• [Votre objectif]: Veuillez restituer à l'identique la partie des notes sur Hubert Nyssen qui s'ouvre sur les mots contenant « [5] Article recueilli » et se termine par « 2012, p. 159-161. ».



NOTES

[1] Carnets en ligne d’Hubert Nyssen, 24 janvier 2011 : http://www.hubertnyssen.com/carnets.php
[2] La biographie d’Hubert Nyssen, à laquelle l’œuvre apporte par avance un contrepoint significatif, reste à écrire. Elle serait riche d’enseignements sur les rapports entre édition et création, mais aussi entre histoire toute personnelle et histoire politique. En voici quelques éléments. Né à Ixelles en 1925, naturalisé Français en 1976. De souche liégeoise par la branche grand-paternelle et tourangelle par la branche grand-maternelle. Clandestinité sous l’Occupation. S’inscrit en Philologie romane à l’Université Libre de Bruxelles. Fondation d’un cercle littéraire à l’origine d’un recueil collectif, Trente-deux poèmes de guerre et d’amour, préfacé par Franz Hellens. Abandon des études suite à une note d’exclusion décernée par l’historien de la littérature Gustave Charlier. Divers emplois dans la publicité, puis fondation de l’agence Plans (1957) et du Théâtre de Plans. Premières publications à cette enseigne, dans un format préfigurant celui des livres Actes Sud. Collaboration à la revue Synthèses et à la radio belge. Création en Provence d’un Atelier de Cartographie Thématique et Statistique (1968). Première publication personnelle en 1967 : Préhistoire des estuaires (poésie). Premier roman publié en 1973 : Le Nom de l’arbre. Lancement des éditions Actes Sud (1978). Doctorat ès lettres (Aix-en-Provence, 1986). Membre étranger de l’Académie Royale de Langue et de Littérature françaises de Belgique (1999). Prix Méridien, Prix Valéry Larbaud, Grand Prix de l’Académie française ; docteur honoris causa de l’Université de Liège ; officier de la Légion d’honneur, etc. Dépôt de ses archives personnelles à l’Université de Liège en 2005. Décès au Paradou le 12 novembre 2011.
[3] Voir sur ce point l’excellente analyse proposée de ce roman par Benoît Denis, « Le sujet de l’histoire », L’écrivain et son double. Hubert Nyssen (textes recueillis par P. Durand), Liège/Arles, CELIC/Actes Sud, 2006, p. 35-53. On trouvera dans ce même volume d’autres analyses de l’œuvre ainsi que plusieurs témoignages sur l’activité de l’éditeur. Pour rappel, les archives personnelles d’Hubert Nyssen ont été confiées par lui en 2005 au Centre d’Etudes du Livre Contemporain de l’Université de Liège. Elles sont accessibles sur demande aux chercheurs moyennant autorisation des ayant-droits et sous la responsabilité du directeur du CELIC (actuellement Pascal Durand). Voir http://www.hubertnyssen.com/archives.php
[4] Un premier tome paru en 2009 a rassemblé, dans la collection « Thesaurus » des éditions Actes Sud, les premiers romans d’Hubert Nyssen : Le Nom de l’arbre (1973), La Mer traversée (1979), Des Arbres dans la tête (1982), Eléonore à Dresde (1983), Les Rois borgnes (1985).
[5] Article recueilli depuis, par Jacques De Decker, dans Le Dossier Hubert Nyssen, Bruxelles, Le Cri/Académie Royale de Langue et de Littérature françaises, coll. « Histoire littéraire », 2012, p. 159-161.

Éléments stockés du jeu de données:

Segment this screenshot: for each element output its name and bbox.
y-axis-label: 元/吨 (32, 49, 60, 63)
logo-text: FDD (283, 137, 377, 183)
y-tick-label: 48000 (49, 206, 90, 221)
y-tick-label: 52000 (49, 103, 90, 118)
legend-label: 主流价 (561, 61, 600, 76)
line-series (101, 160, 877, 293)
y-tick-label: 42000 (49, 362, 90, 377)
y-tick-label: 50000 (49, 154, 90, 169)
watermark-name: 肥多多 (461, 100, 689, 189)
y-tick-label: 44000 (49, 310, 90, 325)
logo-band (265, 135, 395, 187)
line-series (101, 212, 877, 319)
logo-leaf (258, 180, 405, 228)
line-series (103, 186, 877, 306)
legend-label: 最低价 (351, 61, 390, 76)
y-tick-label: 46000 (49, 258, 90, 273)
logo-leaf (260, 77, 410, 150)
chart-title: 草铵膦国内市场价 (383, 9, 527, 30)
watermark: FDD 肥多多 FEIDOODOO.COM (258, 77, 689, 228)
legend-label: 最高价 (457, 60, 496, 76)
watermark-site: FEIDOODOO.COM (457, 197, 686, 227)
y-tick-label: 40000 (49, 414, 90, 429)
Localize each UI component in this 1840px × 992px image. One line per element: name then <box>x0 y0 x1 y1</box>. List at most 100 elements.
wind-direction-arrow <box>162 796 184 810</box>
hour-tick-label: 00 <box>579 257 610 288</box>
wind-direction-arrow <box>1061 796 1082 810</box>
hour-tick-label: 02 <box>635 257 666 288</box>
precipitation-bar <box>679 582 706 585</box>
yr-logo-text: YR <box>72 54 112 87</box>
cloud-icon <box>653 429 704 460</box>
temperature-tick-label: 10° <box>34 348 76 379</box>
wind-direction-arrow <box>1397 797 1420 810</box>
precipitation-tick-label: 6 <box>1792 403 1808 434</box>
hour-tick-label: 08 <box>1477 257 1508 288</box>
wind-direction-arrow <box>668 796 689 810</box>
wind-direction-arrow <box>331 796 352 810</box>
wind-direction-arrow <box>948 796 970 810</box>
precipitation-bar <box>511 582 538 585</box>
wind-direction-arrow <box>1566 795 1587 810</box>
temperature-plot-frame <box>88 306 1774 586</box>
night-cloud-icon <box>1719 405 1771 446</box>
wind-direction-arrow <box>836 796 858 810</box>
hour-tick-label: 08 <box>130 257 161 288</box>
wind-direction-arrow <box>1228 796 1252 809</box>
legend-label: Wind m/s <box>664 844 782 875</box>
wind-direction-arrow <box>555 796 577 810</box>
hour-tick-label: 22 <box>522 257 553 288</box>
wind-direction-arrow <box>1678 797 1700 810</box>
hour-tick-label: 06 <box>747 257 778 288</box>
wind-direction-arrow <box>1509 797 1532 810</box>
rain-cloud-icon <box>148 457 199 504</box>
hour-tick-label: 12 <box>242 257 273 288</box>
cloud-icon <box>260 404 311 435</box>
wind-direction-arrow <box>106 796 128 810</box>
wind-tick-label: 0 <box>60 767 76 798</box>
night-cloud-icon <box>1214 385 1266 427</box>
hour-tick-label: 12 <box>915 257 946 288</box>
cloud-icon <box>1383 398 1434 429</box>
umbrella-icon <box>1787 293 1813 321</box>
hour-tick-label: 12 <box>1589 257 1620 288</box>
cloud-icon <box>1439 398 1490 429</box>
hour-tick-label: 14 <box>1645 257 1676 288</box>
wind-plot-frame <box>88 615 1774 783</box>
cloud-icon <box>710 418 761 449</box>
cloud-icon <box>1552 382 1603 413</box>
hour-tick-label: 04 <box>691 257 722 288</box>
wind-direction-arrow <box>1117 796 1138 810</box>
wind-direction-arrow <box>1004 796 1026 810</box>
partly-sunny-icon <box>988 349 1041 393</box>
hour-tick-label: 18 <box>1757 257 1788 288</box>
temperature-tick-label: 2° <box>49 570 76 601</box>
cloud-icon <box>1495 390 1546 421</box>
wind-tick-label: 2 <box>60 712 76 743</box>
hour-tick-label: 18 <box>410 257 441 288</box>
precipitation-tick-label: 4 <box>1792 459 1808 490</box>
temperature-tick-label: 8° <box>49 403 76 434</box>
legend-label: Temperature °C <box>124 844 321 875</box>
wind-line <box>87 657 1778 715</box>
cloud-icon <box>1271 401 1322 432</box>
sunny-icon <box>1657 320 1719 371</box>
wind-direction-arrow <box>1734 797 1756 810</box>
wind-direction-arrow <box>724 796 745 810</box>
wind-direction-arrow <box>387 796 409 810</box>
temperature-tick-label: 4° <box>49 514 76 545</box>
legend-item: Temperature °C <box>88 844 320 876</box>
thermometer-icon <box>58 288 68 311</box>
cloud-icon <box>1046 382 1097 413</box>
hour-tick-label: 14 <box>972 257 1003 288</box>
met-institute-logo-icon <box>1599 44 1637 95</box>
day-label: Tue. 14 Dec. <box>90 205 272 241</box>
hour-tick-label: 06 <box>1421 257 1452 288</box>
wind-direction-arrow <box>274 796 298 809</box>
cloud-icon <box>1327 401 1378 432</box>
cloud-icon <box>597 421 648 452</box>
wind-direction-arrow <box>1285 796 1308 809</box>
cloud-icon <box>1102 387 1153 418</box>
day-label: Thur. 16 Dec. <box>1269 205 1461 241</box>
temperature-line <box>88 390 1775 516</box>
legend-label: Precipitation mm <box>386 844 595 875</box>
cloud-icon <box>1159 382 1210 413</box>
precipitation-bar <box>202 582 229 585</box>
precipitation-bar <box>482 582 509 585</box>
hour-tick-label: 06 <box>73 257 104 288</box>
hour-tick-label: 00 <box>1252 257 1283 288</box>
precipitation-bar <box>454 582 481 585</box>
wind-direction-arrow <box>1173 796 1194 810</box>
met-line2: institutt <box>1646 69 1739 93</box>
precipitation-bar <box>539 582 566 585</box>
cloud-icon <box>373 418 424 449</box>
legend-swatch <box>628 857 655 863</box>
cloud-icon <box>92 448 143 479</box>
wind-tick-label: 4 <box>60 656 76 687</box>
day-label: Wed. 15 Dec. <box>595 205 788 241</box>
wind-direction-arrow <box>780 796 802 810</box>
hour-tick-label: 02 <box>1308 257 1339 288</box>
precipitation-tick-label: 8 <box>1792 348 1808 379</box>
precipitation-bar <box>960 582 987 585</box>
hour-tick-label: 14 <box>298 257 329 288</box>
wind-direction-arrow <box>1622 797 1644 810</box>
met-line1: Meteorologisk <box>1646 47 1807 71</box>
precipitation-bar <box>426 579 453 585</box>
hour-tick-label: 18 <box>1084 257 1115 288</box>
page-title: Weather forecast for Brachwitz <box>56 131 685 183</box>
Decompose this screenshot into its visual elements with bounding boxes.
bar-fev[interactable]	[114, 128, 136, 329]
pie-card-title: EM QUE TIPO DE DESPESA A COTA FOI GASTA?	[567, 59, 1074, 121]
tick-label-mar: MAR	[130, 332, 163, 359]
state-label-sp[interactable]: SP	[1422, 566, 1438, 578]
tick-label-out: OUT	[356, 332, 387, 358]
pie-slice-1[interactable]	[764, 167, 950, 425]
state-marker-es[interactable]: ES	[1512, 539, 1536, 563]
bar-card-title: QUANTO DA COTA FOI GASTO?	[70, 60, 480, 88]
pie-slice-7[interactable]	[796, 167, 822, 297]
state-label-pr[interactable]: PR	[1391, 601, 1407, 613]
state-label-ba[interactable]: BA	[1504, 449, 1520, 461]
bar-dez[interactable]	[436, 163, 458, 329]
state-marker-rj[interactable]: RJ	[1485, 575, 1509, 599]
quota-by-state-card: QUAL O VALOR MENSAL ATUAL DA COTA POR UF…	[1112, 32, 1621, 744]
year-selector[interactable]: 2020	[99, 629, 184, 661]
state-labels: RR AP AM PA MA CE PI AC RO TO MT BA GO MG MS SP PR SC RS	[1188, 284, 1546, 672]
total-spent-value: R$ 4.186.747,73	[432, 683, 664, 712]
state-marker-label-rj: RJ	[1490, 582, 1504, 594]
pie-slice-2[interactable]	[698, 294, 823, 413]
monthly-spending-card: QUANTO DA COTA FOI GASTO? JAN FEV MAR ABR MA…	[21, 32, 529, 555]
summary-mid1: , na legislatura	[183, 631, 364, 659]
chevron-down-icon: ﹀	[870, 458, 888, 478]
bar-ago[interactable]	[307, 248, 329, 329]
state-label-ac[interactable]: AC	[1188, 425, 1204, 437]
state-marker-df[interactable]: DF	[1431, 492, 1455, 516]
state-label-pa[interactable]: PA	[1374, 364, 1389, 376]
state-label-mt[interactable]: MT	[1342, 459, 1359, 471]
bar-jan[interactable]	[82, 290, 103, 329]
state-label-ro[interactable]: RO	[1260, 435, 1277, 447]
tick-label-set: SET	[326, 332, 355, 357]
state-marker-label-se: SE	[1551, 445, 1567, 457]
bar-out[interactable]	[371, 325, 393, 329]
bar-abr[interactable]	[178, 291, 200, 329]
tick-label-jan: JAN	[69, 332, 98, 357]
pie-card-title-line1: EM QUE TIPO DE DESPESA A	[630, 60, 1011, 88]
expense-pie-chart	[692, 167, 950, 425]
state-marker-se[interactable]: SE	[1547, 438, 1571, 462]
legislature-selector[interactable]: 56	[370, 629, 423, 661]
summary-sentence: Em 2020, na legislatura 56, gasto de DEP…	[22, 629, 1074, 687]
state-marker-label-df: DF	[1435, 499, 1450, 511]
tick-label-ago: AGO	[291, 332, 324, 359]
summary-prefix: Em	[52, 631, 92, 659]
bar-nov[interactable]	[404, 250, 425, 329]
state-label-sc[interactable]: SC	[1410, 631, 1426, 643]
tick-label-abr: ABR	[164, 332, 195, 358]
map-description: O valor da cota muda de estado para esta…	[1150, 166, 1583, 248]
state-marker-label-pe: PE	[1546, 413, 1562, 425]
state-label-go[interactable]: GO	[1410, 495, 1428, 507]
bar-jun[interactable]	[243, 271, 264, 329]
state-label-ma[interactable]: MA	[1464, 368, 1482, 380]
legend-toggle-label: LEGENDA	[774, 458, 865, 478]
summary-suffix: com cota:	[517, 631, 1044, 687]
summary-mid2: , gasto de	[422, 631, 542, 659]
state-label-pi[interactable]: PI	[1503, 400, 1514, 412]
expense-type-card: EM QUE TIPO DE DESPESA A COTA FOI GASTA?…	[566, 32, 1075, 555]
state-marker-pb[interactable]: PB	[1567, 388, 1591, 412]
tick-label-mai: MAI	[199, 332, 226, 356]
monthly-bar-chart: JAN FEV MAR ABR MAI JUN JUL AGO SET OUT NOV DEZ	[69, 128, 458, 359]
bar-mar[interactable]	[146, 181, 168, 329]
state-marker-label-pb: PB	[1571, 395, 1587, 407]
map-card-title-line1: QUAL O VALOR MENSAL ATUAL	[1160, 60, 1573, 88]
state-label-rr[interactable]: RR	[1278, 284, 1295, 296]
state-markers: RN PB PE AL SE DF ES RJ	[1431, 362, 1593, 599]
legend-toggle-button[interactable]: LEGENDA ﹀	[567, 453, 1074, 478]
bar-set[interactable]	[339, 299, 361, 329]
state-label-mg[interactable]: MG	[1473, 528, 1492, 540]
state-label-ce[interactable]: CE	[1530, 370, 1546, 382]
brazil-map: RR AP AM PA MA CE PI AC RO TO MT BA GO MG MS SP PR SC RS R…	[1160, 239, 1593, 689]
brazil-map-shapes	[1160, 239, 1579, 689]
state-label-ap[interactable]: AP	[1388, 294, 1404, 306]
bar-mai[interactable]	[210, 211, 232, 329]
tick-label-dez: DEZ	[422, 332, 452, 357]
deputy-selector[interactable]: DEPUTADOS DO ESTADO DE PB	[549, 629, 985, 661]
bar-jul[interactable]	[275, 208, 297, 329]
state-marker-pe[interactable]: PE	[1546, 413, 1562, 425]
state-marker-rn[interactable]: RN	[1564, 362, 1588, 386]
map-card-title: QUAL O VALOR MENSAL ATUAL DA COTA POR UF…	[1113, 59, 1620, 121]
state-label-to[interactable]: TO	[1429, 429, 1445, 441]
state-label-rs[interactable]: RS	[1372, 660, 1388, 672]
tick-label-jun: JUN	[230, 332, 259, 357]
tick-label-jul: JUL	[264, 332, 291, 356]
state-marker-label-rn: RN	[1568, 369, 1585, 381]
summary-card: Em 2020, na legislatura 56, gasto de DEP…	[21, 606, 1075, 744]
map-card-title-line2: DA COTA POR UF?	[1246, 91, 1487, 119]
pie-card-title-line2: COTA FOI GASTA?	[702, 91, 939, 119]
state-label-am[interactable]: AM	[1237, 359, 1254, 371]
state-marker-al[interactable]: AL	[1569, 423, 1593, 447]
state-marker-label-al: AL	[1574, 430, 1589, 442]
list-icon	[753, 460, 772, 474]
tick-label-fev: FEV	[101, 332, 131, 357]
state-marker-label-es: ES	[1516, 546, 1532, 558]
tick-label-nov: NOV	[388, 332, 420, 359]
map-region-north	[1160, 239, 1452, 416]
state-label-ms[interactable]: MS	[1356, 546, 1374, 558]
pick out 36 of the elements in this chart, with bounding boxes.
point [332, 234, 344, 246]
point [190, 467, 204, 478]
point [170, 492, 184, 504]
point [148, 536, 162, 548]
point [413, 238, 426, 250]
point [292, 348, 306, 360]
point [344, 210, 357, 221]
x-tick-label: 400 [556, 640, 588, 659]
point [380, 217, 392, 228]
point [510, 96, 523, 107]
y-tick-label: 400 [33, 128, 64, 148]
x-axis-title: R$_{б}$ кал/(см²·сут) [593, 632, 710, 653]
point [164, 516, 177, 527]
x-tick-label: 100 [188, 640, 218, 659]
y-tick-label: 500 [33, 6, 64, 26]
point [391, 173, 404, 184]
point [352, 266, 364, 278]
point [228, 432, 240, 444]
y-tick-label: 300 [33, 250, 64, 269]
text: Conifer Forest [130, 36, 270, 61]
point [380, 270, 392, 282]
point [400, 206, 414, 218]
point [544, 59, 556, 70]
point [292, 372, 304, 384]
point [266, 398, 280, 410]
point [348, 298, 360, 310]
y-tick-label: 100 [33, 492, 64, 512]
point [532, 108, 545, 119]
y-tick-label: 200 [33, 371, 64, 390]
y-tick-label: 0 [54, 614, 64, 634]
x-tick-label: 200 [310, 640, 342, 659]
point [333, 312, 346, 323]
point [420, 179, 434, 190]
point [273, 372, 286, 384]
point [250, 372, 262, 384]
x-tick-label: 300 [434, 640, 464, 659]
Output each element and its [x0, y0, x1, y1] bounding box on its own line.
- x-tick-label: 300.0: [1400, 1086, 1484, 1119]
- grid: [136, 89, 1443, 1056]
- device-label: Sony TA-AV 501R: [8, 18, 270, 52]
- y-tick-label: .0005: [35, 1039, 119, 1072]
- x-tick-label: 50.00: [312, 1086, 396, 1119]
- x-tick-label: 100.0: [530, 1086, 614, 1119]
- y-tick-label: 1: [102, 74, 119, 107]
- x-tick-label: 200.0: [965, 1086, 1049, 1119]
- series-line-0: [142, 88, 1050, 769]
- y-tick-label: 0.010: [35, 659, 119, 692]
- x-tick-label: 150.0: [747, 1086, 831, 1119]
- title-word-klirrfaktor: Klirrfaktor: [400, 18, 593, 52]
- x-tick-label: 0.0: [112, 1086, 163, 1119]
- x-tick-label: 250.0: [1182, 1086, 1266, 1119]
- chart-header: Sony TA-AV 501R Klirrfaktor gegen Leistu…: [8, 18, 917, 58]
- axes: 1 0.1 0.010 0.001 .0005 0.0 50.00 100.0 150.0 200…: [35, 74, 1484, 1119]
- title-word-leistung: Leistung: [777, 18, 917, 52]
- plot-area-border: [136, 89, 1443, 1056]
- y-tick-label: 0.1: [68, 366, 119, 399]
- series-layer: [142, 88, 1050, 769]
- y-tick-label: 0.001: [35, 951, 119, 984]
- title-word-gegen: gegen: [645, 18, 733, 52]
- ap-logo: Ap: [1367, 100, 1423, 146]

• [Résultat de l'exercice]:
[5] Article recueilli depuis, par Jacques De Decker, dans Le Dossier Hubert Nyssen, Bruxelles, Le Cri/Académie Royale de Langue et de Littérature françaises, coll. « Histoire littéraire », 2012, p. 159-161.